TASK DESCRIPTION -
Copy every line from the data below in which the string "автономным" can be found.
--- BEGIN SUPPLIED ENTRIES ---
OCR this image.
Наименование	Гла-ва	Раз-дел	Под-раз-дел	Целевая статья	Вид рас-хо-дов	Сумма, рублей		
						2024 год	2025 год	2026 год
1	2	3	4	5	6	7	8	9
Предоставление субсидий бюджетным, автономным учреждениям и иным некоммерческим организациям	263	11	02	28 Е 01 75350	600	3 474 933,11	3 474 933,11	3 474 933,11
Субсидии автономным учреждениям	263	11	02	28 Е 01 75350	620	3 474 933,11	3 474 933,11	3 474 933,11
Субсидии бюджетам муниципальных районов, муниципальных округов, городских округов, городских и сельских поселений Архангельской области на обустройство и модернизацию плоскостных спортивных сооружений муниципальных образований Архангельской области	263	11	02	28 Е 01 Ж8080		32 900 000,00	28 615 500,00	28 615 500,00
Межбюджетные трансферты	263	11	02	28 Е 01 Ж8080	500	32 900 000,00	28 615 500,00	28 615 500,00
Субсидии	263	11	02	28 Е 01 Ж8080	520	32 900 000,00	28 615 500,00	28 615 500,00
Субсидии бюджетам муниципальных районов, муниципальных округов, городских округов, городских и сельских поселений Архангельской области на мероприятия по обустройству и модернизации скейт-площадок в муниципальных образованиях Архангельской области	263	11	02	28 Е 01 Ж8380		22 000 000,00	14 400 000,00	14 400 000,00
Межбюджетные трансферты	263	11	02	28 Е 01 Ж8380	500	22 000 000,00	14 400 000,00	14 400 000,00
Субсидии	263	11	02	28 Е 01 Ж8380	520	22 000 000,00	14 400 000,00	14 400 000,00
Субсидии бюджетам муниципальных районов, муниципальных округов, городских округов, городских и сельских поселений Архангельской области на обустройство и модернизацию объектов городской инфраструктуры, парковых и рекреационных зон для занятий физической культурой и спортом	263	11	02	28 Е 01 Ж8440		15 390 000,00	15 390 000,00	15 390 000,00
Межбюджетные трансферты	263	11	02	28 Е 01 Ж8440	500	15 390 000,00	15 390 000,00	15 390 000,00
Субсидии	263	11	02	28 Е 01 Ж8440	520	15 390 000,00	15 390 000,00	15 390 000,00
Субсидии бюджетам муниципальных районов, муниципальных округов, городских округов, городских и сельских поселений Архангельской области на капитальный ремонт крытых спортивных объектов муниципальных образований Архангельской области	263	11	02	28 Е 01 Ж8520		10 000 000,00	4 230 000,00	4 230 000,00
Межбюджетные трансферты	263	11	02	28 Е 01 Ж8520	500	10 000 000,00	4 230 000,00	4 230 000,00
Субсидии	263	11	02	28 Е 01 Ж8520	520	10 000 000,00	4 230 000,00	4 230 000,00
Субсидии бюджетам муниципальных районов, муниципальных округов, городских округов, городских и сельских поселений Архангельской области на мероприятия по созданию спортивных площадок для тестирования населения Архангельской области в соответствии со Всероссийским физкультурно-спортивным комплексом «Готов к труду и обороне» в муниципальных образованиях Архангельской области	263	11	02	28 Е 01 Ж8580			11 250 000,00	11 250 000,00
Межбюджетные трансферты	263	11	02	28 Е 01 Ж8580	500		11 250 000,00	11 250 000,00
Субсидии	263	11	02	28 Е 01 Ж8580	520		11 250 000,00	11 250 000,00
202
--- END SUPPLIED ENTRIES ---
RIGHT ANSWER -
Предоставление субсидий бюджетным, автономным учреждениям и иным некоммерческим организациям	263	11	02	28 Е 01 75350	600	3 474 933,11	3 474 933,11	3 474 933,11
Субсидии автономным учреждениям	263	11	02	28 Е 01 75350	620	3 474 933,11	3 474 933,11	3 474 933,11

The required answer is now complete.